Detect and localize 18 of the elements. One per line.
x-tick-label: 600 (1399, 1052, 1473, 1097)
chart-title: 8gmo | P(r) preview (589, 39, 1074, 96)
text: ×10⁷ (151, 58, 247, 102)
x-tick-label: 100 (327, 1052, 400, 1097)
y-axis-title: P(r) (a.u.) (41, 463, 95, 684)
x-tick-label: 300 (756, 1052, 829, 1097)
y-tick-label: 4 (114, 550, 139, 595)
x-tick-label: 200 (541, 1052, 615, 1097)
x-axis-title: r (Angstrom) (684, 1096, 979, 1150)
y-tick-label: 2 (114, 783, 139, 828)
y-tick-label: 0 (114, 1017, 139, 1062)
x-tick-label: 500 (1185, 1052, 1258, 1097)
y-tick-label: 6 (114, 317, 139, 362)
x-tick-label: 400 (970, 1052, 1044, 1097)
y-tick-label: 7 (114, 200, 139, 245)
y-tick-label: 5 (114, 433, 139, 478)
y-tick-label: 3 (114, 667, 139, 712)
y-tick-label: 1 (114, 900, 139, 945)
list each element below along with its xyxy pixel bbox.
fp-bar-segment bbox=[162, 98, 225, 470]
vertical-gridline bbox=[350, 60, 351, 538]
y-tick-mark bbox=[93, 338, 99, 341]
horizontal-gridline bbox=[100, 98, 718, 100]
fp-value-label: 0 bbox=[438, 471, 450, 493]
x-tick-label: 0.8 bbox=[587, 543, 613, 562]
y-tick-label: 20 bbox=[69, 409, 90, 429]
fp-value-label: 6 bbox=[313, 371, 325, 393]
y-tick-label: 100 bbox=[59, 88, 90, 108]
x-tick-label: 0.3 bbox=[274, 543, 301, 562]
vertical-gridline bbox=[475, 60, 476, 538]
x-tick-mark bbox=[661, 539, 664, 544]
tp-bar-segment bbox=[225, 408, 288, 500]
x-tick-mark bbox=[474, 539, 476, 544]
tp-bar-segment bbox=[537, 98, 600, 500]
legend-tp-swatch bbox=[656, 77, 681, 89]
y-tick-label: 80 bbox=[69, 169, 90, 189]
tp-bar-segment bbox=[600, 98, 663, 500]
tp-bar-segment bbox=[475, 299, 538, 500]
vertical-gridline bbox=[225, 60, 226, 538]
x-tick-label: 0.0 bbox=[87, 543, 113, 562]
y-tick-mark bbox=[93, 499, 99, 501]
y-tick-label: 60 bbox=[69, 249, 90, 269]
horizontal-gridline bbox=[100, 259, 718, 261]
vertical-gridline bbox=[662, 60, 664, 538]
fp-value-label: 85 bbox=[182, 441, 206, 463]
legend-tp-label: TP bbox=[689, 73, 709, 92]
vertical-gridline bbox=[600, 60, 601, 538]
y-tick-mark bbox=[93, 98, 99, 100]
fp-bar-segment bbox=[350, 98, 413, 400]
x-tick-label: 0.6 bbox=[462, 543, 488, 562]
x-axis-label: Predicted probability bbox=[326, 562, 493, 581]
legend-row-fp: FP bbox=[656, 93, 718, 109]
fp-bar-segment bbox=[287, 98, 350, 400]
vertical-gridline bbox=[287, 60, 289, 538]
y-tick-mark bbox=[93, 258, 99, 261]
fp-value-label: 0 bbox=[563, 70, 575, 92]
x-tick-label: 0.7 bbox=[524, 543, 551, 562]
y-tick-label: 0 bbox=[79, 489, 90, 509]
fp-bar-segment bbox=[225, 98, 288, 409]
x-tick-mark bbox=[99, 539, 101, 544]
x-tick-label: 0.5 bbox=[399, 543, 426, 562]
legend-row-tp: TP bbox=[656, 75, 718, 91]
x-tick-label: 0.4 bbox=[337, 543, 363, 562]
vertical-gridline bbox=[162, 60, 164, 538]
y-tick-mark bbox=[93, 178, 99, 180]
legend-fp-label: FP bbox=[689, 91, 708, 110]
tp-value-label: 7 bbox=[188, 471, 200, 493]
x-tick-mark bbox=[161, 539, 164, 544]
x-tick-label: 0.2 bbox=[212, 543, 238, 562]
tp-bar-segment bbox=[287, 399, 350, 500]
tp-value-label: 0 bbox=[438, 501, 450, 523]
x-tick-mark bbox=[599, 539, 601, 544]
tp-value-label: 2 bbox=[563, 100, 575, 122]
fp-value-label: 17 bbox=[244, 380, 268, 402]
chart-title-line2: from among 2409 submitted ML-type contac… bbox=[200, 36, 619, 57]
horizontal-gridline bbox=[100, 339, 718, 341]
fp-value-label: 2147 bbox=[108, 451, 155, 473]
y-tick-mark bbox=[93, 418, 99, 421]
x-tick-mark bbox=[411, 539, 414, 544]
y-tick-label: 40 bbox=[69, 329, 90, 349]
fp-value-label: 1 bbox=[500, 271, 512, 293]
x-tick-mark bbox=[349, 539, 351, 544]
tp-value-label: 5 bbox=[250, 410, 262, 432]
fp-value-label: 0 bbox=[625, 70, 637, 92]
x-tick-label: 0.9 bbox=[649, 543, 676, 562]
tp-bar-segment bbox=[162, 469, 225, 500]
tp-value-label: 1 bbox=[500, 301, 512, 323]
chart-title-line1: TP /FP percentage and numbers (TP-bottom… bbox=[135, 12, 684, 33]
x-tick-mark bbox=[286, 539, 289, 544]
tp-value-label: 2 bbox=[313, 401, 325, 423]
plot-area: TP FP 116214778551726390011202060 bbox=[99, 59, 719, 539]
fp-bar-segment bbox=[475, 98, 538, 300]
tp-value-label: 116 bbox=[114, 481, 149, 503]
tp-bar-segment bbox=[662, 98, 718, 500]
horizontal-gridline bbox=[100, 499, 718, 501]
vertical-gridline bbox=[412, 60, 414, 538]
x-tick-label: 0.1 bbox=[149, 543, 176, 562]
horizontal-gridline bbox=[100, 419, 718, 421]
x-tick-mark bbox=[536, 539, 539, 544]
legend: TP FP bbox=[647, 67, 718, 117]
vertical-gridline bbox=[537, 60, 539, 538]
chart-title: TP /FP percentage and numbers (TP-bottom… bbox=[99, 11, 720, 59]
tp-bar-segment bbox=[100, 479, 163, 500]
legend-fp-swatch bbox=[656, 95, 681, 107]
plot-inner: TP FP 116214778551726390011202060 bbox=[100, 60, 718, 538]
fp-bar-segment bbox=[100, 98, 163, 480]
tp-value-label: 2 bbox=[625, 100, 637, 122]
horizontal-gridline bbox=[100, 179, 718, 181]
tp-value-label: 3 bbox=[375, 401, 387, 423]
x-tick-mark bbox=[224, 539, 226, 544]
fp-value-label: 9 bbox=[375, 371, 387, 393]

Do this:
Reproduce all of the data above verbatim, line for line and in the same order.

Final result:
Detect and localize 18 of the elements. One per line.
x-tick-label: 600 (1399, 1052, 1473, 1097)
chart-title: 8gmo | P(r) preview (589, 39, 1074, 96)
text: ×10⁷ (151, 58, 247, 102)
x-tick-label: 100 (327, 1052, 400, 1097)
y-axis-title: P(r) (a.u.) (41, 463, 95, 684)
x-tick-label: 300 (756, 1052, 829, 1097)
y-tick-label: 4 (114, 550, 139, 595)
x-tick-label: 200 (541, 1052, 615, 1097)
x-axis-title: r (Angstrom) (684, 1096, 979, 1150)
y-tick-label: 2 (114, 783, 139, 828)
y-tick-label: 0 (114, 1017, 139, 1062)
x-tick-label: 500 (1185, 1052, 1258, 1097)
y-tick-label: 6 (114, 317, 139, 362)
x-tick-label: 400 (970, 1052, 1044, 1097)
y-tick-label: 7 (114, 200, 139, 245)
y-tick-label: 5 (114, 433, 139, 478)
y-tick-label: 3 (114, 667, 139, 712)
y-tick-label: 1 (114, 900, 139, 945)
list each element below along with its xyxy pixel bbox.
fp-bar-segment bbox=[162, 98, 225, 470]
vertical-gridline bbox=[350, 60, 351, 538]
y-tick-mark bbox=[93, 338, 99, 341]
horizontal-gridline bbox=[100, 98, 718, 100]
fp-value-label: 0 bbox=[438, 471, 450, 493]
x-tick-label: 0.8 bbox=[587, 543, 613, 562]
y-tick-label: 20 bbox=[69, 409, 90, 429]
fp-value-label: 6 bbox=[313, 371, 325, 393]
y-tick-label: 100 bbox=[59, 88, 90, 108]
x-tick-label: 0.3 bbox=[274, 543, 301, 562]
vertical-gridline bbox=[475, 60, 476, 538]
x-tick-mark bbox=[661, 539, 664, 544]
tp-bar-segment bbox=[225, 408, 288, 500]
x-tick-mark bbox=[474, 539, 476, 544]
tp-bar-segment bbox=[537, 98, 600, 500]
legend-tp-swatch bbox=[656, 77, 681, 89]
y-tick-label: 80 bbox=[69, 169, 90, 189]
tp-bar-segment bbox=[600, 98, 663, 500]
tp-bar-segment bbox=[475, 299, 538, 500]
vertical-gridline bbox=[225, 60, 226, 538]
x-tick-label: 0.0 bbox=[87, 543, 113, 562]
y-tick-mark bbox=[93, 499, 99, 501]
y-tick-label: 60 bbox=[69, 249, 90, 269]
horizontal-gridline bbox=[100, 259, 718, 261]
vertical-gridline bbox=[662, 60, 664, 538]
fp-value-label: 85 bbox=[182, 441, 206, 463]
legend-tp-label: TP bbox=[689, 73, 709, 92]
vertical-gridline bbox=[600, 60, 601, 538]
y-tick-mark bbox=[93, 98, 99, 100]
fp-bar-segment bbox=[350, 98, 413, 400]
x-tick-label: 0.6 bbox=[462, 543, 488, 562]
x-axis-label: Predicted probability bbox=[326, 562, 493, 581]
legend-row-fp: FP bbox=[656, 93, 718, 109]
fp-bar-segment bbox=[287, 98, 350, 400]
vertical-gridline bbox=[287, 60, 289, 538]
y-tick-mark bbox=[93, 258, 99, 261]
fp-value-label: 0 bbox=[563, 70, 575, 92]
x-tick-label: 0.7 bbox=[524, 543, 551, 562]
y-tick-label: 0 bbox=[79, 489, 90, 509]
fp-bar-segment bbox=[225, 98, 288, 409]
x-tick-mark bbox=[99, 539, 101, 544]
x-tick-label: 0.5 bbox=[399, 543, 426, 562]
legend-row-tp: TP bbox=[656, 75, 718, 91]
x-tick-label: 0.4 bbox=[337, 543, 363, 562]
vertical-gridline bbox=[162, 60, 164, 538]
y-tick-mark bbox=[93, 178, 99, 180]
legend-fp-label: FP bbox=[689, 91, 708, 110]
tp-value-label: 7 bbox=[188, 471, 200, 493]
x-tick-mark bbox=[161, 539, 164, 544]
x-tick-label: 0.2 bbox=[212, 543, 238, 562]
tp-bar-segment bbox=[287, 399, 350, 500]
tp-value-label: 0 bbox=[438, 501, 450, 523]
x-tick-mark bbox=[599, 539, 601, 544]
tp-value-label: 2 bbox=[563, 100, 575, 122]
fp-value-label: 17 bbox=[244, 380, 268, 402]
chart-title-line2: from among 2409 submitted ML-type contac… bbox=[200, 36, 619, 57]
horizontal-gridline bbox=[100, 339, 718, 341]
fp-value-label: 2147 bbox=[108, 451, 155, 473]
y-tick-mark bbox=[93, 418, 99, 421]
x-tick-mark bbox=[411, 539, 414, 544]
y-tick-label: 40 bbox=[69, 329, 90, 349]
fp-value-label: 1 bbox=[500, 271, 512, 293]
x-tick-mark bbox=[349, 539, 351, 544]
tp-value-label: 5 bbox=[250, 410, 262, 432]
fp-value-label: 0 bbox=[625, 70, 637, 92]
x-tick-label: 0.9 bbox=[649, 543, 676, 562]
tp-bar-segment bbox=[162, 469, 225, 500]
tp-value-label: 1 bbox=[500, 301, 512, 323]
chart-title-line1: TP /FP percentage and numbers (TP-bottom… bbox=[135, 12, 684, 33]
x-tick-mark bbox=[286, 539, 289, 544]
tp-value-label: 2 bbox=[313, 401, 325, 423]
plot-area: TP FP 116214778551726390011202060 bbox=[99, 59, 719, 539]
fp-bar-segment bbox=[475, 98, 538, 300]
tp-value-label: 116 bbox=[114, 481, 149, 503]
tp-bar-segment bbox=[662, 98, 718, 500]
horizontal-gridline bbox=[100, 499, 718, 501]
vertical-gridline bbox=[412, 60, 414, 538]
x-tick-label: 0.1 bbox=[149, 543, 176, 562]
horizontal-gridline bbox=[100, 419, 718, 421]
x-tick-mark bbox=[536, 539, 539, 544]
legend: TP FP bbox=[647, 67, 718, 117]
vertical-gridline bbox=[537, 60, 539, 538]
chart-title: TP /FP percentage and numbers (TP-bottom… bbox=[99, 11, 720, 59]
tp-bar-segment bbox=[100, 479, 163, 500]
legend-fp-swatch bbox=[656, 95, 681, 107]
plot-inner: TP FP 116214778551726390011202060 bbox=[100, 60, 718, 538]
fp-bar-segment bbox=[100, 98, 163, 480]
tp-value-label: 2 bbox=[625, 100, 637, 122]
horizontal-gridline bbox=[100, 179, 718, 181]
tp-value-label: 3 bbox=[375, 401, 387, 423]
x-tick-mark bbox=[224, 539, 226, 544]
fp-value-label: 9 bbox=[375, 371, 387, 393]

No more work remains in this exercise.